The problem: Write down each entry again, exactly as it reads.

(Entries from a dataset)
**********
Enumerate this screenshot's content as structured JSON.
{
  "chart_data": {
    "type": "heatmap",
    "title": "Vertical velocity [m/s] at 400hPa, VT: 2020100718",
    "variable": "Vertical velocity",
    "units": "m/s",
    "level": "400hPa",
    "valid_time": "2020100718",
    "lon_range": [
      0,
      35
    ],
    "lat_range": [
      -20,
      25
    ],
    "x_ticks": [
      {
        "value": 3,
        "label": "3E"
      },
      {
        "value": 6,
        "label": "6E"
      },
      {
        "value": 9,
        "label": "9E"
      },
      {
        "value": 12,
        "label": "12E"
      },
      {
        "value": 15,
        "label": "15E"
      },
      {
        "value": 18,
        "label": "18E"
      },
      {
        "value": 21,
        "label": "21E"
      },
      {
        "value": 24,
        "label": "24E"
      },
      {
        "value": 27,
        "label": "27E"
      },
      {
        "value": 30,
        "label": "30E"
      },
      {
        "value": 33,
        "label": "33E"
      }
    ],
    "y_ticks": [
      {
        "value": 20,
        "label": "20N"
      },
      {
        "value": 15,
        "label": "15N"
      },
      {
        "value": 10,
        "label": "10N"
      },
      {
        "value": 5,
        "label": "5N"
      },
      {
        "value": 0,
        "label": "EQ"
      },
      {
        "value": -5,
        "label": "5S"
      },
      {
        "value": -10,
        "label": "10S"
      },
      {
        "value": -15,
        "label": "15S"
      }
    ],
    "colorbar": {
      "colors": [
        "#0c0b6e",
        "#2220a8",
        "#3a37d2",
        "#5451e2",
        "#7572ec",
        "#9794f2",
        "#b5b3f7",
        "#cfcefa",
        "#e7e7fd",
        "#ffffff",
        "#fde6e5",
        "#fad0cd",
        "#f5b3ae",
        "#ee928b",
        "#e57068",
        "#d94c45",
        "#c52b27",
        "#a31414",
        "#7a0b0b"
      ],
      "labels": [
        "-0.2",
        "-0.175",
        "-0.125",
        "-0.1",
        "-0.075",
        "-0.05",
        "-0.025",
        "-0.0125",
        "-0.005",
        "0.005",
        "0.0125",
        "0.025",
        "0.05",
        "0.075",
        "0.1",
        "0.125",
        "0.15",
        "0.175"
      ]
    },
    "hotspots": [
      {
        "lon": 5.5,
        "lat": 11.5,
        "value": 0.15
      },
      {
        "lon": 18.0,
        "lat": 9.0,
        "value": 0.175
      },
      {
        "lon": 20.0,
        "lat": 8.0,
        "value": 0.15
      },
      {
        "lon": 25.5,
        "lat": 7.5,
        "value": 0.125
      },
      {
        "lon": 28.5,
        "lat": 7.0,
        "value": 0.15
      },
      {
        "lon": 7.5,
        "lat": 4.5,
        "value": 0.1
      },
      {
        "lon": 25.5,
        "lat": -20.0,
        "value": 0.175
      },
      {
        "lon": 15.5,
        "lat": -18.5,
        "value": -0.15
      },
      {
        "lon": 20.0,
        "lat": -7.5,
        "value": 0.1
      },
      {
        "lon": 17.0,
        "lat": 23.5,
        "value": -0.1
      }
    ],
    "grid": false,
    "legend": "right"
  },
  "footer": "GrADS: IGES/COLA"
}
**********
Solution to the exercise:
Enumerate this screenshot's content as structured JSON.
{
  "chart_data": {
    "type": "heatmap",
    "title": "Vertical velocity [m/s] at 400hPa, VT: 2020100718",
    "variable": "Vertical velocity",
    "units": "m/s",
    "level": "400hPa",
    "valid_time": "2020100718",
    "lon_range": [
      0,
      35
    ],
    "lat_range": [
      -20,
      25
    ],
    "x_ticks": [
      {
        "value": 3,
        "label": "3E"
      },
      {
        "value": 6,
        "label": "6E"
      },
      {
        "value": 9,
        "label": "9E"
      },
      {
        "value": 12,
        "label": "12E"
      },
      {
        "value": 15,
        "label": "15E"
      },
      {
        "value": 18,
        "label": "18E"
      },
      {
        "value": 21,
        "label": "21E"
      },
      {
        "value": 24,
        "label": "24E"
      },
      {
        "value": 27,
        "label": "27E"
      },
      {
        "value": 30,
        "label": "30E"
      },
      {
        "value": 33,
        "label": "33E"
      }
    ],
    "y_ticks": [
      {
        "value": 20,
        "label": "20N"
      },
      {
        "value": 15,
        "label": "15N"
      },
      {
        "value": 10,
        "label": "10N"
      },
      {
        "value": 5,
        "label": "5N"
      },
      {
        "value": 0,
        "label": "EQ"
      },
      {
        "value": -5,
        "label": "5S"
      },
      {
        "value": -10,
        "label": "10S"
      },
      {
        "value": -15,
        "label": "15S"
      }
    ],
    "colorbar": {
      "colors": [
        "#0c0b6e",
        "#2220a8",
        "#3a37d2",
        "#5451e2",
        "#7572ec",
        "#9794f2",
        "#b5b3f7",
        "#cfcefa",
        "#e7e7fd",
        "#ffffff",
        "#fde6e5",
        "#fad0cd",
        "#f5b3ae",
        "#ee928b",
        "#e57068",
        "#d94c45",
        "#c52b27",
        "#a31414",
        "#7a0b0b"
      ],
      "labels": [
        "-0.2",
        "-0.175",
        "-0.125",
        "-0.1",
        "-0.075",
        "-0.05",
        "-0.025",
        "-0.0125",
        "-0.005",
        "0.005",
        "0.0125",
        "0.025",
        "0.05",
        "0.075",
        "0.1",
        "0.125",
        "0.15",
        "0.175"
      ]
    },
    "hotspots": [
      {
        "lon": 5.5,
        "lat": 11.5,
        "value": 0.15
      },
      {
        "lon": 18.0,
        "lat": 9.0,
        "value": 0.175
      },
      {
        "lon": 20.0,
        "lat": 8.0,
        "value": 0.15
      },
      {
        "lon": 25.5,
        "lat": 7.5,
        "value": 0.125
      },
      {
        "lon": 28.5,
        "lat": 7.0,
        "value": 0.15
      },
      {
        "lon": 7.5,
        "lat": 4.5,
        "value": 0.1
      },
      {
        "lon": 25.5,
        "lat": -20.0,
        "value": 0.175
      },
      {
        "lon": 15.5,
        "lat": -18.5,
        "value": -0.15
      },
      {
        "lon": 20.0,
        "lat": -7.5,
        "value": 0.1
      },
      {
        "lon": 17.0,
        "lat": 23.5,
        "value": -0.1
      }
    ],
    "grid": false,
    "legend": "right"
  },
  "footer": "GrADS: IGES/COLA"
}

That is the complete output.